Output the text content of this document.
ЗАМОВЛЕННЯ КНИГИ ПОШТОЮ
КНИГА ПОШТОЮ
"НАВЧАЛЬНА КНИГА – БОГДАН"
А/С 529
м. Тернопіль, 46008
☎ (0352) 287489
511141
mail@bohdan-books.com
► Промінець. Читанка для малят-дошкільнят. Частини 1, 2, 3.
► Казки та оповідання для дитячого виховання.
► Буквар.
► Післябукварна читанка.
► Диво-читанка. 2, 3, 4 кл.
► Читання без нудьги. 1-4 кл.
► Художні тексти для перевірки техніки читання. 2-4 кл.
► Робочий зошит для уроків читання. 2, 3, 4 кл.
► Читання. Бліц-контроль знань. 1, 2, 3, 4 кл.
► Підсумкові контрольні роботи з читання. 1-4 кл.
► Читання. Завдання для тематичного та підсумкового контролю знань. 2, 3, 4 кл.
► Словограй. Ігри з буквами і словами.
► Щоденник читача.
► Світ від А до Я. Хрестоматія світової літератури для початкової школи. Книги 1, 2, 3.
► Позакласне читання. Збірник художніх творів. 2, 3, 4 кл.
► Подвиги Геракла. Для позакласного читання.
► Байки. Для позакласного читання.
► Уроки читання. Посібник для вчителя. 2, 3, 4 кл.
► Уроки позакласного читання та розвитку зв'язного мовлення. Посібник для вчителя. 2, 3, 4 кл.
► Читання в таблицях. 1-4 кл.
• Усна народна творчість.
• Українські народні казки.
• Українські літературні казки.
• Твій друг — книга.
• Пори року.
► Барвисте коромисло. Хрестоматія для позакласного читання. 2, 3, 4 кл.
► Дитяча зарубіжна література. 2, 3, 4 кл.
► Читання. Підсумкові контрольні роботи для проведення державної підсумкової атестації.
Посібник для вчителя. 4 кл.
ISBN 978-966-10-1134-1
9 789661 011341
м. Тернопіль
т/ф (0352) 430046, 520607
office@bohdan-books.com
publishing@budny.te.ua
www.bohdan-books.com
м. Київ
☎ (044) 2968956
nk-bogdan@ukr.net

************

■ **What you should do**
Identify the lines of the entries containing the string "контрольні". Copy each such line.

■ **Solution**
► Підсумкові контрольні роботи з читання. 1-4 кл.
► Читання. Підсумкові контрольні роботи для проведення державної підсумкової атестації.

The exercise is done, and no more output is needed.